6

Sometimes I need to pass a C string to a function using the common C++ iterator range interface [first, last). Is there a standard C++ iterator class for those cases, or a standard way of doing it without having to copy the string or call strlen()?

EDIT: I know I can use a pointer as an iterator, but I would have to know where the string ends, what would require me to call strlen().

EDIT2: While I didn't know if such iterator is standardized, I certainly know it is possible. Responding to the sarcastic answers and comments, this is the stub (incomplete, untested):

class CStringIterator
{
public:
    CStringIterator(char *str=nullptr):
        ptr(str)
    {}

    bool operator==(const CStringIterator& other) const
    {
        if(other.ptr) {
            return ptr == other.ptr;
        } else {
            return !*ptr;
        }
    }

    /* ... operator++ and other iterator stuff */

private:
    char *ptr;
};

EDIT3: Specifically, I am interested in a forward iterator, because I want to avoid to iterate over the sring twice, when I know the algorithm will only have to do it once.

RECORD EXCERPTS:

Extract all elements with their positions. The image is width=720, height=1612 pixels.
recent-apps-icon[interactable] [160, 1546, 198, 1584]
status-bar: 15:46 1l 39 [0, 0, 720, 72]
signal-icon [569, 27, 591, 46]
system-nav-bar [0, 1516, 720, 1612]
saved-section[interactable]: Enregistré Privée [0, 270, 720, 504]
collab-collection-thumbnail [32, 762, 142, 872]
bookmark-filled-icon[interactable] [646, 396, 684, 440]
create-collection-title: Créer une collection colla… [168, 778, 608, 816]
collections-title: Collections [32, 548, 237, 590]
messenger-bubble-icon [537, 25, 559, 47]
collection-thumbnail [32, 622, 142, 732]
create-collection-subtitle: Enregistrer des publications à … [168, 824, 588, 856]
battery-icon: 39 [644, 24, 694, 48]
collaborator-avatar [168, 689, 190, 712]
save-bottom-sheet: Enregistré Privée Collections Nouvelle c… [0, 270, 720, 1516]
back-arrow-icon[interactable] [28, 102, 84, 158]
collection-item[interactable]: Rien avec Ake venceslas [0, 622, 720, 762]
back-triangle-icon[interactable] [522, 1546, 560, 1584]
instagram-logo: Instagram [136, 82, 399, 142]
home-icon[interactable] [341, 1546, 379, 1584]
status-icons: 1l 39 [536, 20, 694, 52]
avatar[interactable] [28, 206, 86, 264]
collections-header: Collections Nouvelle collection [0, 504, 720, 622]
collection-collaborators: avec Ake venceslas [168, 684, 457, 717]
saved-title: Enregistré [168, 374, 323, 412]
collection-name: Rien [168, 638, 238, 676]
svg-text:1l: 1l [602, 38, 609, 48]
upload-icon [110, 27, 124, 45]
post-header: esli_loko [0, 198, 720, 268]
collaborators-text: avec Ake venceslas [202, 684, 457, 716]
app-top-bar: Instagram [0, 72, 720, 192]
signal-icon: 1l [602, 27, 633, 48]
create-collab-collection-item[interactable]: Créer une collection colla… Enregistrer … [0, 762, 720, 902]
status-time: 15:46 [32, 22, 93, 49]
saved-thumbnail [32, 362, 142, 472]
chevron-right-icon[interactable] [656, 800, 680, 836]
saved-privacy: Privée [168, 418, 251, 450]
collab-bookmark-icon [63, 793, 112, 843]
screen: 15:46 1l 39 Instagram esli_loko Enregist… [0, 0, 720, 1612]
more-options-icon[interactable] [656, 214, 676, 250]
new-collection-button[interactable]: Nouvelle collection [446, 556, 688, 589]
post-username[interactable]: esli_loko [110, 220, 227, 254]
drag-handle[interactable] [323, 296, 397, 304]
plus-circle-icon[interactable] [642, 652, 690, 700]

TASKS FOR THIS EXERCISE:
**a.** From the C string iterator question, give again the stretch from "Sometimes I need" through "or call strlen()?" word for word.
**b.** List every edit label that the C string iterator question uses to mark its added paragraphs.

EXERCISE RESPONSES:
**a.**
Sometimes I need to pass a C string to a function using the common C++ iterator range interface [first, last). Is there a standard C++ iterator class for those cases, or a standard way of doing it without having to copy the string or call strlen()?

**b.** EDIT, EDIT2, EDIT3